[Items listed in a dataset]
* Start *
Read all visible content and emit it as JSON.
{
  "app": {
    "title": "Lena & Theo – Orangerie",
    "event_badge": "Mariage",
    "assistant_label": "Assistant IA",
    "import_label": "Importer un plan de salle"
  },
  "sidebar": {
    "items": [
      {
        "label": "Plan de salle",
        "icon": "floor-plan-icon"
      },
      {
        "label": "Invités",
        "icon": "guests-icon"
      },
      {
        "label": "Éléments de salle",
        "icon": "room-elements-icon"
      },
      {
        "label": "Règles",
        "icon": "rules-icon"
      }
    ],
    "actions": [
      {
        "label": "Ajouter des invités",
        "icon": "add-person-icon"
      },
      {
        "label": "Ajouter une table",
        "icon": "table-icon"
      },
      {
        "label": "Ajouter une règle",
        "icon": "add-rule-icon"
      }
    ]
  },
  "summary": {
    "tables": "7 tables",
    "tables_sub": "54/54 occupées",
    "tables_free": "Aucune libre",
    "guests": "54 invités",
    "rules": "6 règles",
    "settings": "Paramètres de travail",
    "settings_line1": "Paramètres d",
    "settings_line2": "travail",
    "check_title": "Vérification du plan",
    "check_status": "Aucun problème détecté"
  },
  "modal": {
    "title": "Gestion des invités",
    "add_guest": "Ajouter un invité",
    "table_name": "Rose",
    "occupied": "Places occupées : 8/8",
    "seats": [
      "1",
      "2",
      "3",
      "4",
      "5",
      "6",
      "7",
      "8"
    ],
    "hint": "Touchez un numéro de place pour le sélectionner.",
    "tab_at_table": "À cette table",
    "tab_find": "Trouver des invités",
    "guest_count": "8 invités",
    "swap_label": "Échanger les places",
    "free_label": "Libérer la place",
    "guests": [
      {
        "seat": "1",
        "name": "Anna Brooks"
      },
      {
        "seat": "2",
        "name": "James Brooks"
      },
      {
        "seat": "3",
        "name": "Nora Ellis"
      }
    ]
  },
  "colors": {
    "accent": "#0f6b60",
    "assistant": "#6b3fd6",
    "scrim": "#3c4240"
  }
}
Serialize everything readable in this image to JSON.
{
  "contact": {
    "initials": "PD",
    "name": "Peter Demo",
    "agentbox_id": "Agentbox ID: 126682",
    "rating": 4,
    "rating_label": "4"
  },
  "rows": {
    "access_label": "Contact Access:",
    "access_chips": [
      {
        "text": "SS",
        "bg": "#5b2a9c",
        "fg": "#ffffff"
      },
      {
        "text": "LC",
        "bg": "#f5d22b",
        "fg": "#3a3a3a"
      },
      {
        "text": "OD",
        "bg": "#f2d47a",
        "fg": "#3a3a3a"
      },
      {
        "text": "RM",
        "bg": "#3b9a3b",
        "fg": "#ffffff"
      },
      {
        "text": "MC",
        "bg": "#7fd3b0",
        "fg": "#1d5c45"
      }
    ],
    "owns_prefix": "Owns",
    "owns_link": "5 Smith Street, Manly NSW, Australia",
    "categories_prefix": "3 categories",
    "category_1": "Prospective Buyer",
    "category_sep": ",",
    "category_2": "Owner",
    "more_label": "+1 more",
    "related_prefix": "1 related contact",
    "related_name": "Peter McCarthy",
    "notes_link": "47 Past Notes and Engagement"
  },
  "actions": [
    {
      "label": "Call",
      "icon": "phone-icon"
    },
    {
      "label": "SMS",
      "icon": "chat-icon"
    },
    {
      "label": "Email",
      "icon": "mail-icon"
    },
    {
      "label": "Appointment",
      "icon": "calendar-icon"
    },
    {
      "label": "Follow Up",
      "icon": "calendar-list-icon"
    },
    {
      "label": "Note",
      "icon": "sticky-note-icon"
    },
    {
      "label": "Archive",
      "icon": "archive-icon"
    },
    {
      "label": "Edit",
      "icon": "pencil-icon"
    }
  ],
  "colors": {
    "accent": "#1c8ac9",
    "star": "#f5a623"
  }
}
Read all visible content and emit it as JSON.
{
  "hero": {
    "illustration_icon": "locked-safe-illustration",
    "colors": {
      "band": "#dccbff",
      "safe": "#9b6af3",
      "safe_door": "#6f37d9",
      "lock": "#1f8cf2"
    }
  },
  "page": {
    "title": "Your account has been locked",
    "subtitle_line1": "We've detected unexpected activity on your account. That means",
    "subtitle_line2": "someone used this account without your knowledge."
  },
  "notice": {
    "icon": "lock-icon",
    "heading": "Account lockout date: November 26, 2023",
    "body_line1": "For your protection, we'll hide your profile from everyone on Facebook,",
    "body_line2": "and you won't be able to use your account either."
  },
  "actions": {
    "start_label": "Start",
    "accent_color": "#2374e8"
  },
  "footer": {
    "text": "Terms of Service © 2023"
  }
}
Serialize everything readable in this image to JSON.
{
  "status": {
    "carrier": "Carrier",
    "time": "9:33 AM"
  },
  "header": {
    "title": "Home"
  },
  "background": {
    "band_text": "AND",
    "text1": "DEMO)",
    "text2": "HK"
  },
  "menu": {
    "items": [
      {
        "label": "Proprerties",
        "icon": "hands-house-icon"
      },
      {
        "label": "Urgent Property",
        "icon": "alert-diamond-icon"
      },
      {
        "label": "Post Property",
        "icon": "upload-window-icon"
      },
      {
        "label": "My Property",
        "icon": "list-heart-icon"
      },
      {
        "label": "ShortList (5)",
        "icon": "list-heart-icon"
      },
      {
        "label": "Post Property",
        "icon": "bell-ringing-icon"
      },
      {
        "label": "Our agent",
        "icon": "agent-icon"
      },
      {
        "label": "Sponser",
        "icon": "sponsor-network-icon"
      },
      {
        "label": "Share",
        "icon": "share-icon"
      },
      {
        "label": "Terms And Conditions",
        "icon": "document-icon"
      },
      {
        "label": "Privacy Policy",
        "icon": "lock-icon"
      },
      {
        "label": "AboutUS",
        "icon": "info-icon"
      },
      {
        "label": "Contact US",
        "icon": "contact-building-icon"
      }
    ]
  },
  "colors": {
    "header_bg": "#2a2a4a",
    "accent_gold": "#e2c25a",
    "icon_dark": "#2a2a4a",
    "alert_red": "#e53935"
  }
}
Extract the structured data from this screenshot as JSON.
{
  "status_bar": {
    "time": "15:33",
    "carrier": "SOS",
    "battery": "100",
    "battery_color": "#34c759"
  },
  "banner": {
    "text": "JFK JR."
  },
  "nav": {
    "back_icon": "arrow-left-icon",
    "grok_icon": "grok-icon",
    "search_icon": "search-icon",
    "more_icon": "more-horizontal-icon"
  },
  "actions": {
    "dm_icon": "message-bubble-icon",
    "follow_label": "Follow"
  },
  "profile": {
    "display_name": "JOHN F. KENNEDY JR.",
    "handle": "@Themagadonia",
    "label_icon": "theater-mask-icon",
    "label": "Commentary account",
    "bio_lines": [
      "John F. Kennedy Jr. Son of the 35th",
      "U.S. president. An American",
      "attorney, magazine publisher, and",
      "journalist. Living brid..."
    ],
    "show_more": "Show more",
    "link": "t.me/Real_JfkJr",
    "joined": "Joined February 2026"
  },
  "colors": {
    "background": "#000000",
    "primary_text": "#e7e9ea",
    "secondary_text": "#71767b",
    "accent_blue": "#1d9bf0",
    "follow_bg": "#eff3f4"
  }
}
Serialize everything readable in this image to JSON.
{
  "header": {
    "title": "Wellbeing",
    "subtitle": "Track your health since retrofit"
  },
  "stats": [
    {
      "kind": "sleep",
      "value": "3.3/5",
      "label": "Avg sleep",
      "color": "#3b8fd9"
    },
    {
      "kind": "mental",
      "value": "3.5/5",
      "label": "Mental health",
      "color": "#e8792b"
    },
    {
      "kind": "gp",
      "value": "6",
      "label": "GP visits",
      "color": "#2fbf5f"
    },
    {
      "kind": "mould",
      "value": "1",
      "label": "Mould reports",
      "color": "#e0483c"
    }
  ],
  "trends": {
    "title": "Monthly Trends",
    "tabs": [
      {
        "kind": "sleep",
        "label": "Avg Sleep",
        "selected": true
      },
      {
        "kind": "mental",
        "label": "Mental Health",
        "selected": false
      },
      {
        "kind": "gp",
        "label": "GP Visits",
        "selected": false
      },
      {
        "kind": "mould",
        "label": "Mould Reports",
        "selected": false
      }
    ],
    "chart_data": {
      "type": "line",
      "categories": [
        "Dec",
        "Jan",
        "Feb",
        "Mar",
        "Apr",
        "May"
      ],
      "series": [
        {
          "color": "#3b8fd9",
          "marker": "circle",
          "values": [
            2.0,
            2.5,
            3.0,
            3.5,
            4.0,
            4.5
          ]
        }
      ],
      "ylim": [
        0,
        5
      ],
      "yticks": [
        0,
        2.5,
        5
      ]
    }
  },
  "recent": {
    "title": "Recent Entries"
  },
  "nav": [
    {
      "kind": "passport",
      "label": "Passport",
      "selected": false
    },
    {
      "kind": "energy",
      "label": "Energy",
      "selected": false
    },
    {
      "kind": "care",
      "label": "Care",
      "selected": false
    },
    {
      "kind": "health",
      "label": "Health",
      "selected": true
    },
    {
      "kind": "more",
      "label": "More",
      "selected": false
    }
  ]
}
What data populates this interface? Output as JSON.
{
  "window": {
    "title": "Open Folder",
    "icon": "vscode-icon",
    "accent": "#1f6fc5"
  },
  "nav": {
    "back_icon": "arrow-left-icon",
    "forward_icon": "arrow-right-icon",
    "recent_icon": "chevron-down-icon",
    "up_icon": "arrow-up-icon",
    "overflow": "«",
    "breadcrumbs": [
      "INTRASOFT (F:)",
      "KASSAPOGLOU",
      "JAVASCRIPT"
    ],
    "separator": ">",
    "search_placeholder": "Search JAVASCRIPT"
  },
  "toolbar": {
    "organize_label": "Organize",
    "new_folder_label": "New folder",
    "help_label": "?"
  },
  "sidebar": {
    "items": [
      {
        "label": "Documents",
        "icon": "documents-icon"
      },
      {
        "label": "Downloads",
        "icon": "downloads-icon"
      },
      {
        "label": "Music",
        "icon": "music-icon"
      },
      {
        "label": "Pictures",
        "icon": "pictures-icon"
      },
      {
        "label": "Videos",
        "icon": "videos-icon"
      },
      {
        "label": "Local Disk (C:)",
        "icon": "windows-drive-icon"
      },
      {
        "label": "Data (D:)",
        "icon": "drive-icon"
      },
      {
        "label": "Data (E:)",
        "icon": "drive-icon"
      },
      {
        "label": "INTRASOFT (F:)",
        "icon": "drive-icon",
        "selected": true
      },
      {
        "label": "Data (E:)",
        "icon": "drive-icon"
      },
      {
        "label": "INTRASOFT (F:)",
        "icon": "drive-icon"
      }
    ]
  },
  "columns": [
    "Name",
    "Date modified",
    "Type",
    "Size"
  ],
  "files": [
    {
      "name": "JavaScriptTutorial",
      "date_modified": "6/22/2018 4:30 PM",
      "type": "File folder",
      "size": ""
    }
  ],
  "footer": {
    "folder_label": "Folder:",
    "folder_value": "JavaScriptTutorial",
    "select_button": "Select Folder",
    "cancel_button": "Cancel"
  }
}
* End *
AIM >> Filter the data for the string "Paramètres" and copy every line that has it.

EXERCISE RESPONSE >>
    "settings": "Paramètres de travail",
    "settings_line1": "Paramètres d",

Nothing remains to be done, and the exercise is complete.